→ **TASK**:
Restate the listing that follows word for word, without its pictures.

→ **DATA LISTING**:
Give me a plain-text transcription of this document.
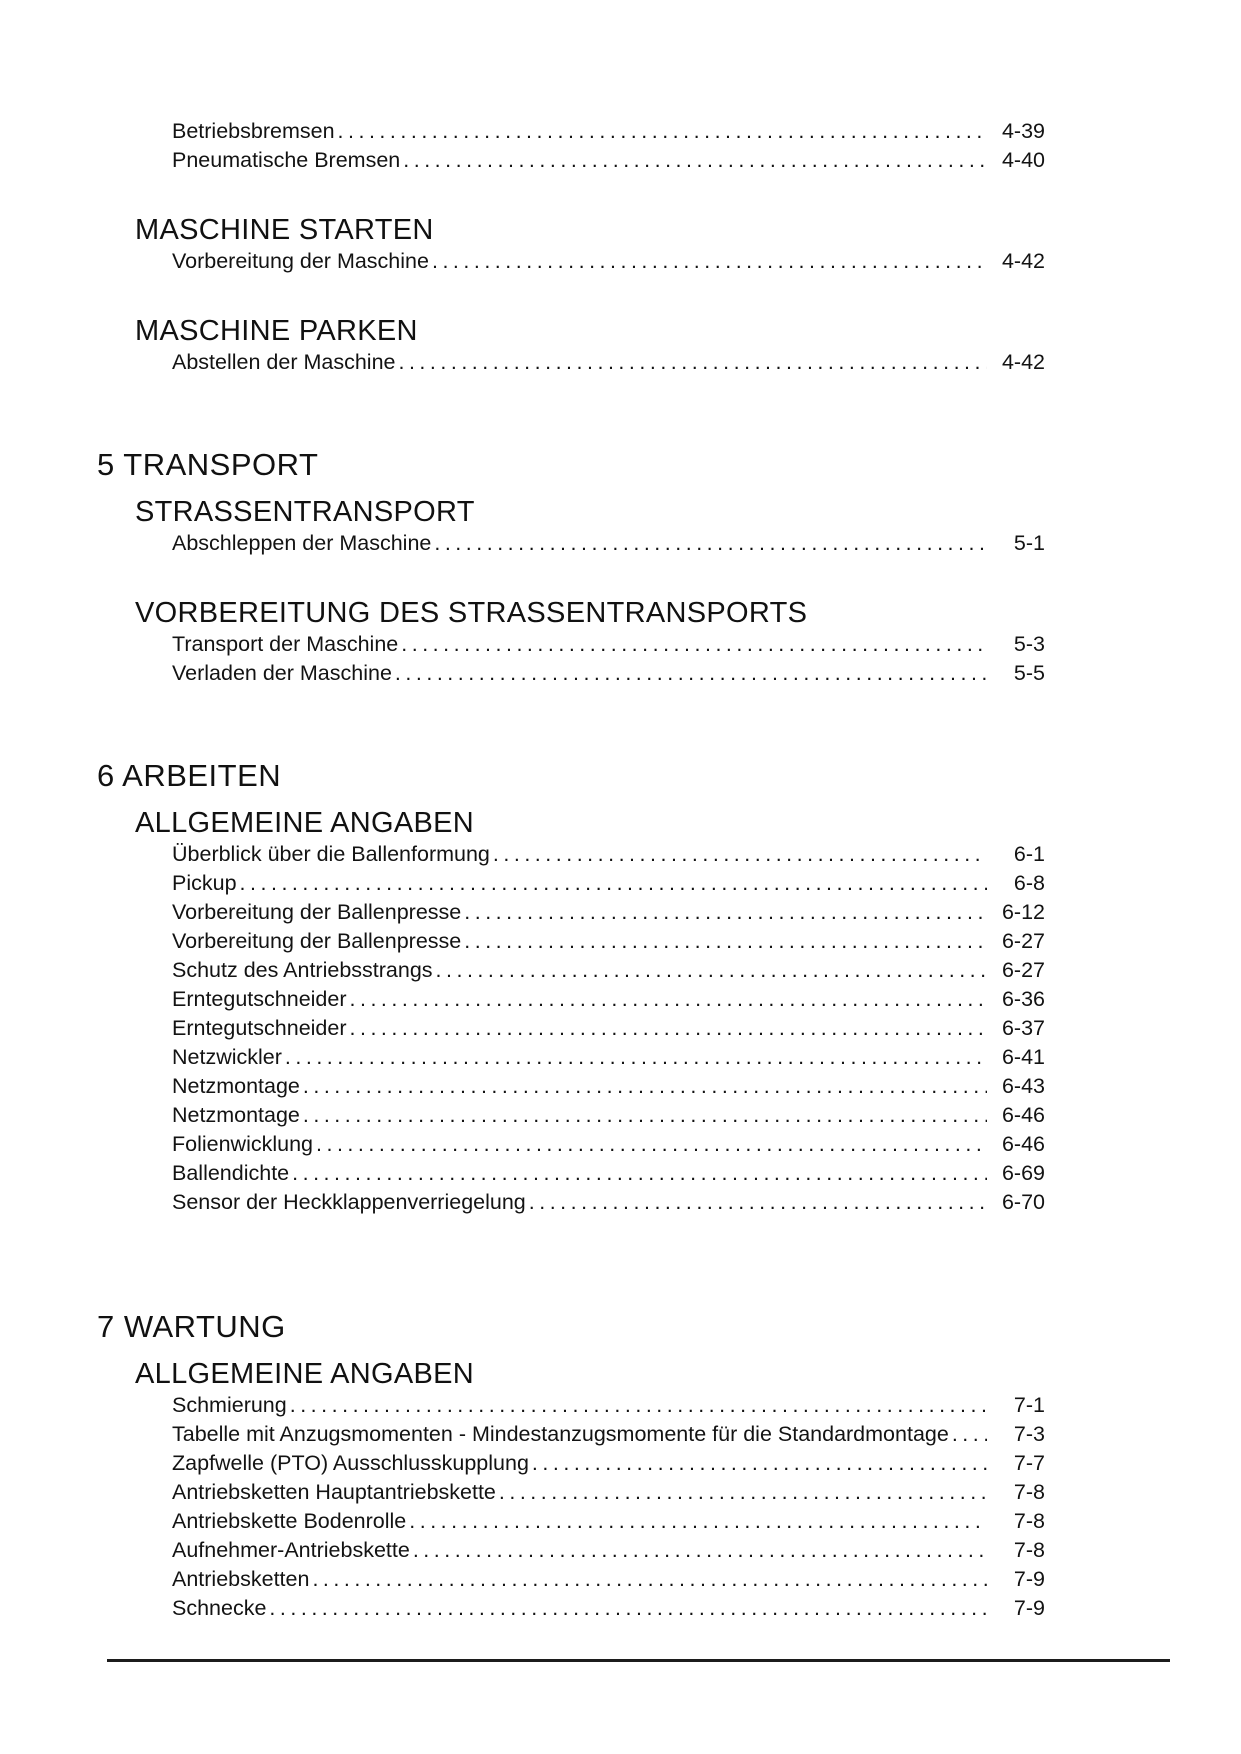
Betriebsbremsen .....	4-39
Pneumatische Bremsen .....	4-40
MASCHINE STARTEN
Vorbereitung der Maschine .....	4-42
MASCHINE PARKEN
Abstellen der Maschine .....	4-42
5 TRANSPORT
STRASSENTRANSPORT
Abschleppen der Maschine .....	5-1
VORBEREITUNG DES STRASSENTRANSPORTS
Transport der Maschine .....	5-3
Verladen der Maschine .....	5-5
6 ARBEITEN
ALLGEMEINE ANGABEN
Überblick über die Ballenformung .....	6-1
Pickup .....	6-8
Vorbereitung der Ballenpresse .....	6-12
Vorbereitung der Ballenpresse .....	6-27
Schutz des Antriebsstrangs .....	6-27
Erntegutschneider .....	6-36
Erntegutschneider .....	6-37
Netzwickler .....	6-41
Netzmontage .....	6-43
Netzmontage .....	6-46
Folienwicklung .....	6-46
Ballendichte .....	6-69
Sensor der Heckklappenverriegelung .....	6-70
7 WARTUNG
ALLGEMEINE ANGABEN
Schmierung .....	7-1
Tabelle mit Anzugsmomenten - Mindestanzugsmomente für die Standardmontage .....	7-3
Zapfwelle (PTO) Ausschlusskupplung .....	7-7
Antriebsketten Hauptantriebskette .....	7-8
Antriebskette Bodenrolle .....	7-8
Aufnehmer-Antriebskette .....	7-8
Antriebsketten .....	7-9
Schnecke .....	7-9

→ **THE SOLUTION**:
Give me a plain-text transcription of this document.
Betriebsbremsen .....	4-39
Pneumatische Bremsen .....	4-40
MASCHINE STARTEN
Vorbereitung der Maschine .....	4-42
MASCHINE PARKEN
Abstellen der Maschine .....	4-42
5 TRANSPORT
STRASSENTRANSPORT
Abschleppen der Maschine .....	5-1
VORBEREITUNG DES STRASSENTRANSPORTS
Transport der Maschine .....	5-3
Verladen der Maschine .....	5-5
6 ARBEITEN
ALLGEMEINE ANGABEN
Überblick über die Ballenformung .....	6-1
Pickup .....	6-8
Vorbereitung der Ballenpresse .....	6-12
Vorbereitung der Ballenpresse .....	6-27
Schutz des Antriebsstrangs .....	6-27
Erntegutschneider .....	6-36
Erntegutschneider .....	6-37
Netzwickler .....	6-41
Netzmontage .....	6-43
Netzmontage .....	6-46
Folienwicklung .....	6-46
Ballendichte .....	6-69
Sensor der Heckklappenverriegelung .....	6-70
7 WARTUNG
ALLGEMEINE ANGABEN
Schmierung .....	7-1
Tabelle mit Anzugsmomenten - Mindestanzugsmomente für die Standardmontage .....	7-3
Zapfwelle (PTO) Ausschlusskupplung .....	7-7
Antriebsketten Hauptantriebskette .....	7-8
Antriebskette Bodenrolle .....	7-8
Aufnehmer-Antriebskette .....	7-8
Antriebsketten .....	7-9
Schnecke .....	7-9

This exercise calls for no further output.